AIM – Identify each line containing the word "Развитие" and copy it.

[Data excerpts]

<<<<

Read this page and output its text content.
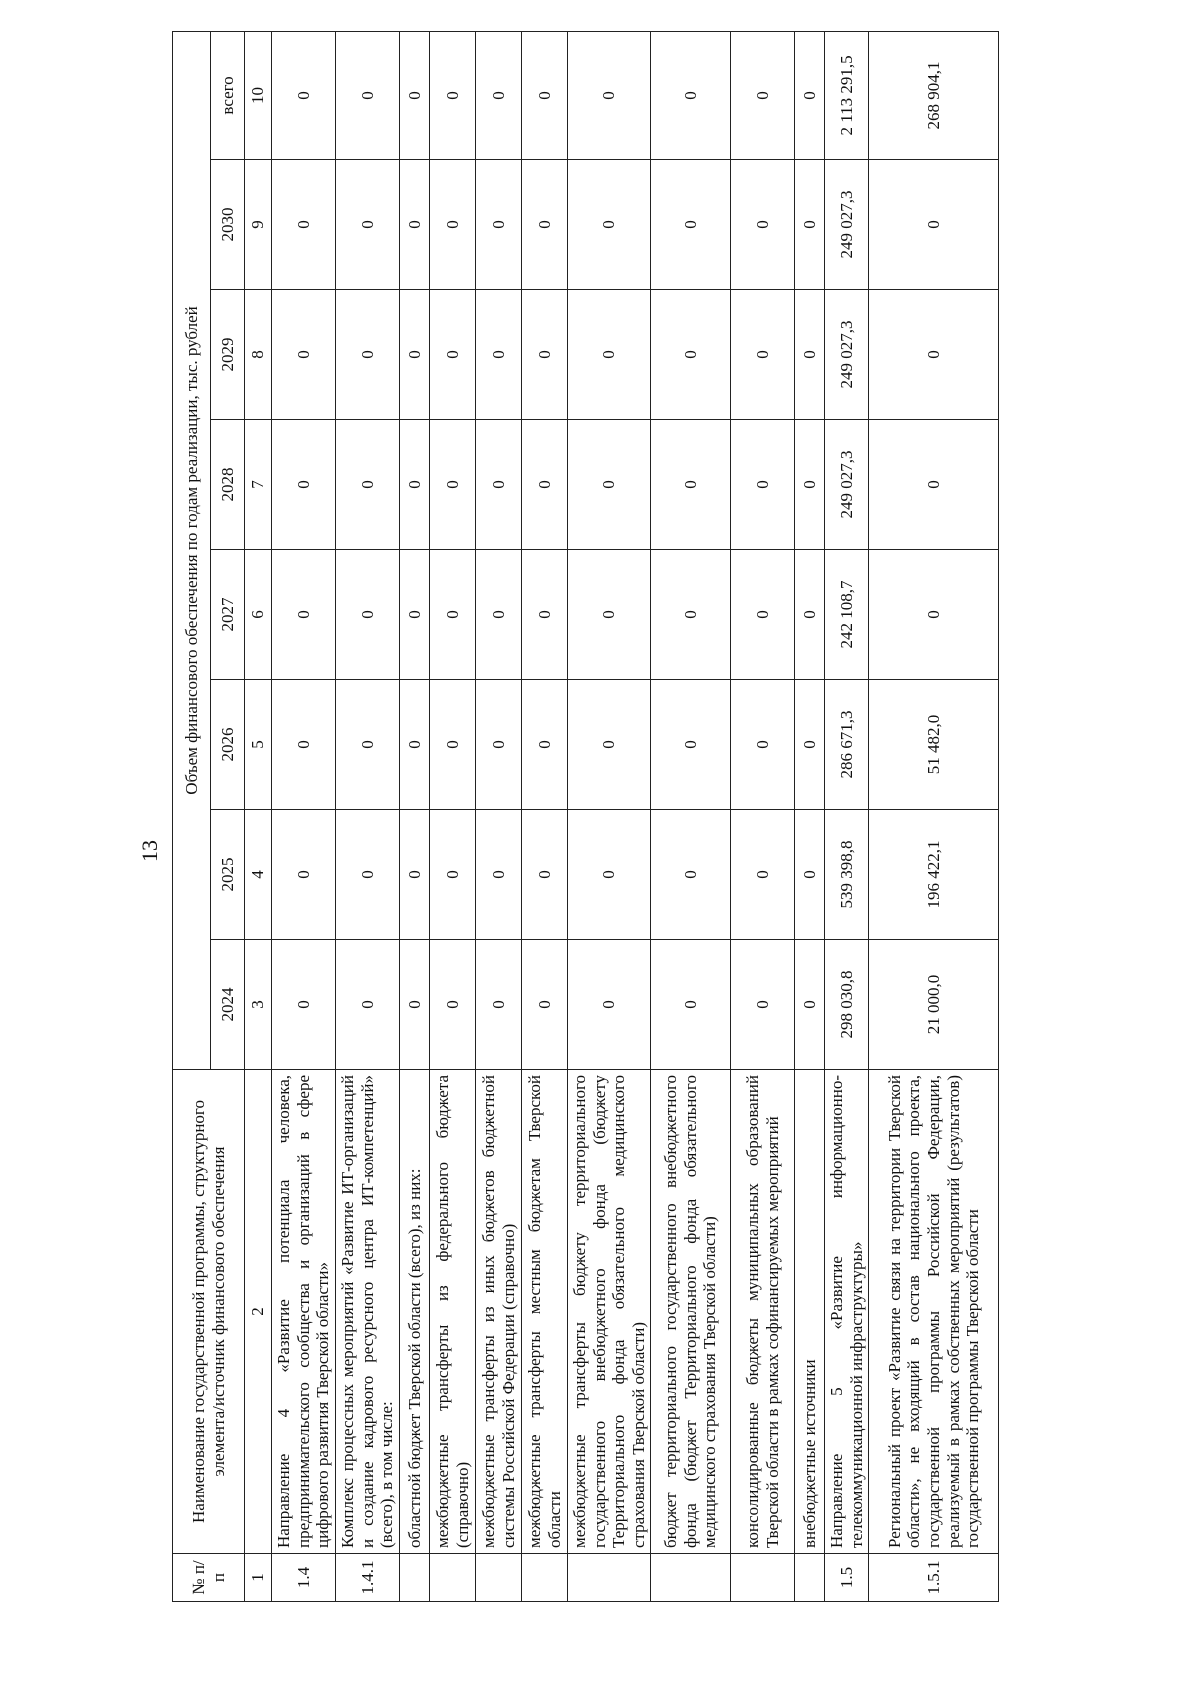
13
№ п/п	Наименование государственной программы, структурного элемента/источник финансового обеспечения	Объем финансового обеспечения по годам реализации, тыс. рублей							
		2024	2025	2026	2027	2028	2029	2030	всего
1	2	3	4	5	6	7	8	9	10
1.4	Направление 4 «Развитие потенциала человека, предпринимательского сообщества и организаций в сфере цифрового развития Тверской области»	0	0	0	0	0	0	0	0
1.4.1	Комплекс процессных мероприятий «Развитие ИТ-организаций и создание кадрового ресурсного центра ИТ-компетенций» (всего), в том числе:	0	0	0	0	0	0	0	0
	областной бюджет Тверской области (всего), из них:	0	0	0	0	0	0	0	0
	межбюджетные трансферты из федерального бюджета (справочно)	0	0	0	0	0	0	0	0
	межбюджетные трансферты из иных бюджетов бюджетной системы Российской Федерации (справочно)	0	0	0	0	0	0	0	0
	межбюджетные трансферты местным бюджетам Тверской области	0	0	0	0	0	0	0	0
	межбюджетные трансферты бюджету территориального государственного внебюджетного фонда (бюджету Территориального фонда обязательного медицинского страхования Тверской области)	0	0	0	0	0	0	0	0
	бюджет территориального государственного внебюджетного фонда (бюджет Территориального фонда обязательного медицинского страхования Тверской области)	0	0	0	0	0	0	0	0
	консолидированные бюджеты муниципальных образований Тверской области в рамках софинансируемых мероприятий	0	0	0	0	0	0	0	0
	внебюджетные источники	0	0	0	0	0	0	0	0
1.5	Направление 5 «Развитие информационно-телекоммуникационной инфраструктуры»	298 030,8	539 398,8	286 671,3	242 108,7	249 027,3	249 027,3	249 027,3	2 113 291,5
1.5.1	Региональный проект «Развитие связи на территории Тверской области», не входящий в состав национального проекта, государственной программы Российской Федерации, реализуемый в рамках собственных мероприятий (результатов) государственной программы Тверской области	21 000,0	196 422,1	51 482,0	0	0	0	0	268 904,1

>>>>

RESPONSE TO THIS TASK –
1.4	Направление 4 «Развитие потенциала человека, предпринимательского сообщества и организаций в сфере цифрового развития Тверской области»	0	0	0	0	0	0	0	0
1.4.1	Комплекс процессных мероприятий «Развитие ИТ-организаций и создание кадрового ресурсного центра ИТ-компетенций» (всего), в том числе:	0	0	0	0	0	0	0	0
1.5	Направление 5 «Развитие информационно-телекоммуникационной инфраструктуры»	298 030,8	539 398,8	286 671,3	242 108,7	249 027,3	249 027,3	249 027,3	2 113 291,5
1.5.1	Региональный проект «Развитие связи на территории Тверской области», не входящий в состав национального проекта, государственной программы Российской Федерации, реализуемый в рамках собственных мероприятий (результатов) государственной программы Тверской области	21 000,0	196 422,1	51 482,0	0	0	0	0	268 904,1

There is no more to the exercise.